▶ [Отрывок]
┌────────

Только что рассказанная история о том, как поссорились Сергей Сергеевич с Владимиром Николаевичем, может послужить здесь своего рода введением к ознакомлению со вторым из этих наших двух друзей, прямо не принадлежавших к первоначальному школьному ядру, однако ставших за несколько лет нашими самыми близкими людьми. Эта ссора покажется тем более характерной для Аргутинского, если я тут же прибавлю, что и я с ним ссорился — даже довольно серьезно — раз пять, причем две из этих ссор прервали наши (ежедневные) встречи каждая на целых два года! Характерно и то, что все эти наши ссоры кончались полным миром, притом без всяких извинений и объяснений ни с той, ни с другой стороны. В этих распрях оправдывалась поговорка: «милые бранятся, только тешатся», и если никак нельзя сказать, чтоб мы как раз очень тешились, то все же несомненно, что эти ссоры отвечали известным потребностям наших душ и что, во всяком случае, мы и в состоянии ссоры не переставали сердечно любить друг друга. За известное (и даже большое) счастье я почитаю, что в момент смерти В. Н. Аргутинского — 9 декабря 1941 года, произошедшей столь же неожиданно, как и смерть Боткина, между им и мной царило полное согласие и что всякие вопросы, иногда отравлявшие наше общение с момента начала гитлеровской войны, если и не были между нами вполне ликвидированы, то все же приведены к известному.

Познакомился я с князем Владимиром Николаевичем Аргутинским-Долгоруковым еще в университете. Это был очень привлекательный, очень симпатичный молодой человек (ему было тогда около восемнадцати лет, но производил он впечатление еще более юное). Прибавка к фамилии Аргутинский исторически звучащего слова «Долгоруков» сообщала особый ореол и, так сказать, — большую достоверность его аристократизму, как бы родня его с Рюриковичами, в то же время отделяя его от Кавказа. Впрочем, в его приятной наружности, в его не столько овальном, сколько круглом лице, в его правильном, вовсе не горбатом носе, в его карих близоруких глазах (он довольно рано стал носить очки), в его чуть пробивавшихся усиках не было ничего типично восточного.

Держал себя Владимир Николаевич скромно, почти робко, отнюдь не спесиво. Напротив, во всем чувствовался хороший, доверчивый и ищущий сближения с другими человек, и лишь гораздо позднее стала в нем проявляться недоверчивость, а еще позже и нетерпимость, что несомненно было следствием многих разочарований.

└────────

▶ [Записи]

┌────────

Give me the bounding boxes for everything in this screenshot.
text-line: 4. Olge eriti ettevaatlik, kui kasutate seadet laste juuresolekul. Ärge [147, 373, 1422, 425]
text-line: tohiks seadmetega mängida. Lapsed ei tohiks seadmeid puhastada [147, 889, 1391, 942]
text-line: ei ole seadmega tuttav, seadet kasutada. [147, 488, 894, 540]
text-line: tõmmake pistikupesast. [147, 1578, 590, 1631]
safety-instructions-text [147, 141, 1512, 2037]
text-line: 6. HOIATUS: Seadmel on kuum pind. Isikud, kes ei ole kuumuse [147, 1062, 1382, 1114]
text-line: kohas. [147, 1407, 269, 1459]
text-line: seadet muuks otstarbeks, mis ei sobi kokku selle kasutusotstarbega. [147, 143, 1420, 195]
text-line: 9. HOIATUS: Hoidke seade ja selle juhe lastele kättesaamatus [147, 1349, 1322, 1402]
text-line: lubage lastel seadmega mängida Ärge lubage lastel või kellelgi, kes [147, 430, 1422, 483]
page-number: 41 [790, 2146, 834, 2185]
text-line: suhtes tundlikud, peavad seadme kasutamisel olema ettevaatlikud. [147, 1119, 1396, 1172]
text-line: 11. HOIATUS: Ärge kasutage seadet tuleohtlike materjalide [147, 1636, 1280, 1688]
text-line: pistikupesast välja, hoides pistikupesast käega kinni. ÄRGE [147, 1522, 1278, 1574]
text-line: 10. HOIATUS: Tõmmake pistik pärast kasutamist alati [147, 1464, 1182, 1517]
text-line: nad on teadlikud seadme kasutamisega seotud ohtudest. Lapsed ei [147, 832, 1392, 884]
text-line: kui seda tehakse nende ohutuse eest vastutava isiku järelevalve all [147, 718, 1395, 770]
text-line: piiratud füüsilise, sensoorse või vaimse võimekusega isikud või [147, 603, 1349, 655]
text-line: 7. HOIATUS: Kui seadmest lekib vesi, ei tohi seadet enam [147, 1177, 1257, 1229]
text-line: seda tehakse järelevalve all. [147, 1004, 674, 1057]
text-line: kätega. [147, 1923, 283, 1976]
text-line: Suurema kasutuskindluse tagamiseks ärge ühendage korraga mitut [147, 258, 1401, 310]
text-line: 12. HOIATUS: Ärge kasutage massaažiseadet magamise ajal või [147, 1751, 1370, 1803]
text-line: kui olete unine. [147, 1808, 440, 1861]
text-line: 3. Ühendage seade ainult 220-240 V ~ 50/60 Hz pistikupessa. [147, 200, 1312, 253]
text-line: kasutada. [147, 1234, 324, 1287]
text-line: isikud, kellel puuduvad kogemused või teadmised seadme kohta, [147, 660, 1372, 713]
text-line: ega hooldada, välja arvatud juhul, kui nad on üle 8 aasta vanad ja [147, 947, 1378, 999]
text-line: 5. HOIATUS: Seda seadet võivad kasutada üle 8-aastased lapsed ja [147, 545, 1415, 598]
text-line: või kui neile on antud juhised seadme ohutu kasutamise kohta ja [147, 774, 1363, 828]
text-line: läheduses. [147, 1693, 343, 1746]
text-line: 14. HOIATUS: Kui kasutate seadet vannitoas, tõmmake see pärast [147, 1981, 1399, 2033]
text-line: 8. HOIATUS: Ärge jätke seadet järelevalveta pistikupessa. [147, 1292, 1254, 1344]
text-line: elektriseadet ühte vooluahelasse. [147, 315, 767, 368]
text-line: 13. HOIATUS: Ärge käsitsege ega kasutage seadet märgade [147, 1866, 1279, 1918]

└────────

▶ [Задание]
Ответьте на вопросы по отрывку об Аргутинском.
(a) Какого числа умер В. Н. Аргутинский?
(b) Где произошло знакомство автора с Аргутинским?
(c) Какого цвета были глаза Аргутинского?
Записи для этого задания не нужны.

▶ [Ответ]
(a) 9 декабря 1941 года.
(b) В университете.
(c) Карие.